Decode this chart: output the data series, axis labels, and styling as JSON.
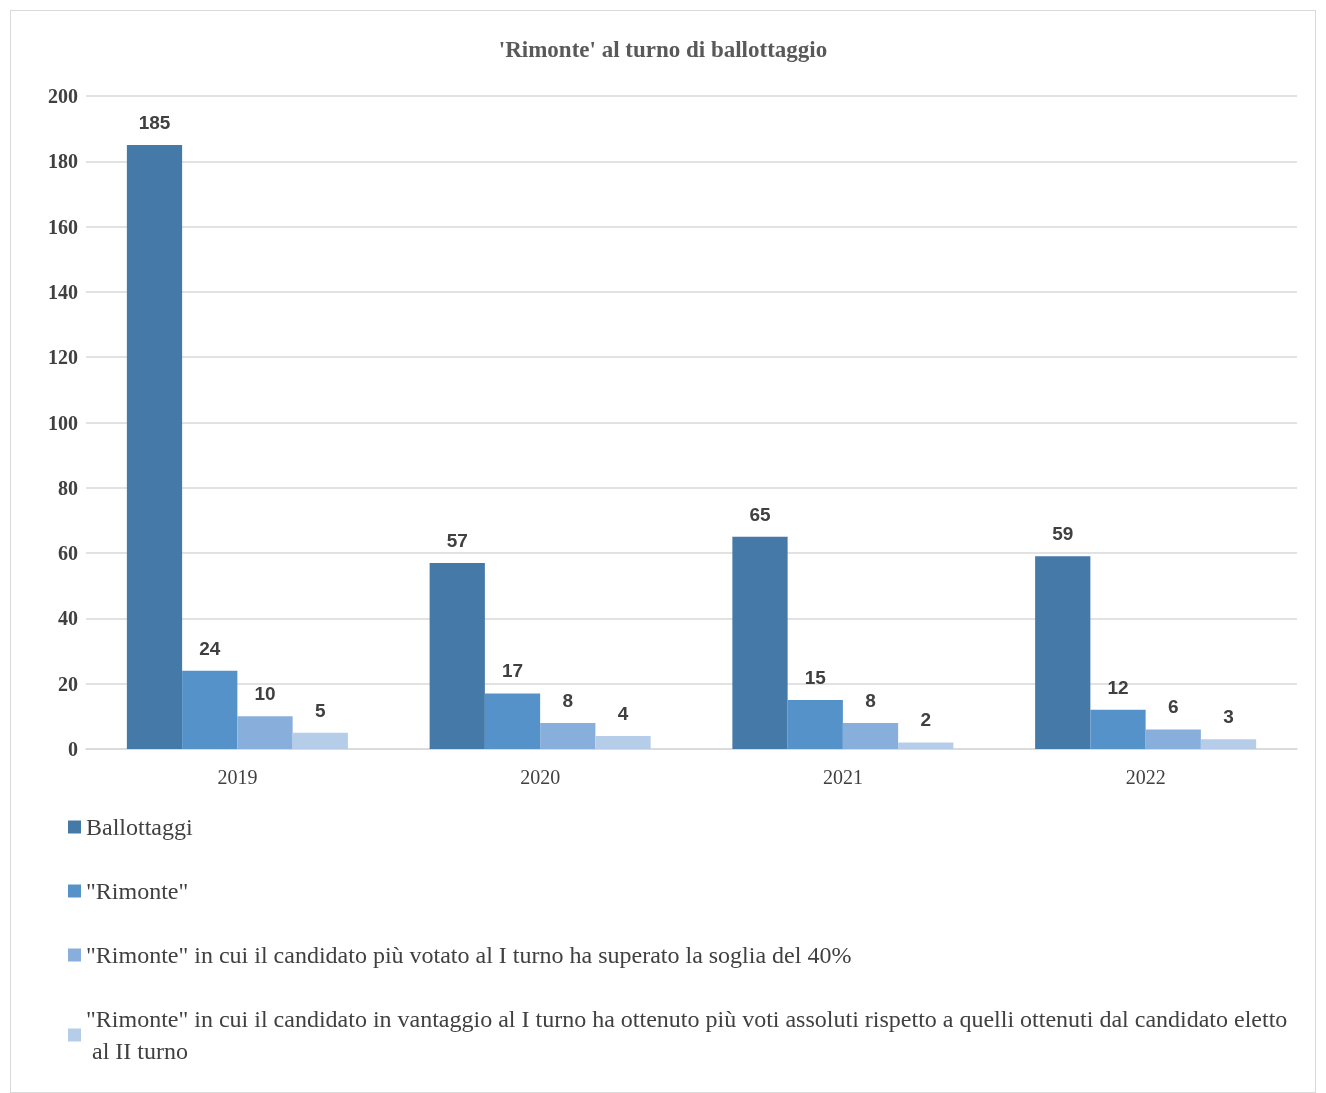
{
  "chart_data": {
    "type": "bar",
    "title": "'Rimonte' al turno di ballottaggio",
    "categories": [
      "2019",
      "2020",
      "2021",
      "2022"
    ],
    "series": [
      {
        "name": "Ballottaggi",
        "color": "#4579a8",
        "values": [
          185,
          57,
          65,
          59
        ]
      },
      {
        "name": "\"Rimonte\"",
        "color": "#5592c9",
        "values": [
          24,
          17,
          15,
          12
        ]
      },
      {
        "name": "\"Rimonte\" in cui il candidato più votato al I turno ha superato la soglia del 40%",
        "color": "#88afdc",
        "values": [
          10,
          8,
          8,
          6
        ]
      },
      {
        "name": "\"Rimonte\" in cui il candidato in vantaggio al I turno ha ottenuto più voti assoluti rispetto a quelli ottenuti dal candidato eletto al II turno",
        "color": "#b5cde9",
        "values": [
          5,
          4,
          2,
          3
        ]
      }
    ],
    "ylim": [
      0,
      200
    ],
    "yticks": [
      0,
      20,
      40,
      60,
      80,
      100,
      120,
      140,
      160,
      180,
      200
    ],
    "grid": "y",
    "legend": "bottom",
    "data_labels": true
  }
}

Work to be completed – Repeat everything in the records precisely. Images are excluded from the copy.

Exercise result –
Decode this chart: output the data series, axis labels, and styling as JSON.
{
  "chart_data": {
    "type": "bar",
    "title": "'Rimonte' al turno di ballottaggio",
    "categories": [
      "2019",
      "2020",
      "2021",
      "2022"
    ],
    "series": [
      {
        "name": "Ballottaggi",
        "color": "#4579a8",
        "values": [
          185,
          57,
          65,
          59
        ]
      },
      {
        "name": "\"Rimonte\"",
        "color": "#5592c9",
        "values": [
          24,
          17,
          15,
          12
        ]
      },
      {
        "name": "\"Rimonte\" in cui il candidato più votato al I turno ha superato la soglia del 40%",
        "color": "#88afdc",
        "values": [
          10,
          8,
          8,
          6
        ]
      },
      {
        "name": "\"Rimonte\" in cui il candidato in vantaggio al I turno ha ottenuto più voti assoluti rispetto a quelli ottenuti dal candidato eletto al II turno",
        "color": "#b5cde9",
        "values": [
          5,
          4,
          2,
          3
        ]
      }
    ],
    "ylim": [
      0,
      200
    ],
    "yticks": [
      0,
      20,
      40,
      60,
      80,
      100,
      120,
      140,
      160,
      180,
      200
    ],
    "grid": "y",
    "legend": "bottom",
    "data_labels": true
  }
}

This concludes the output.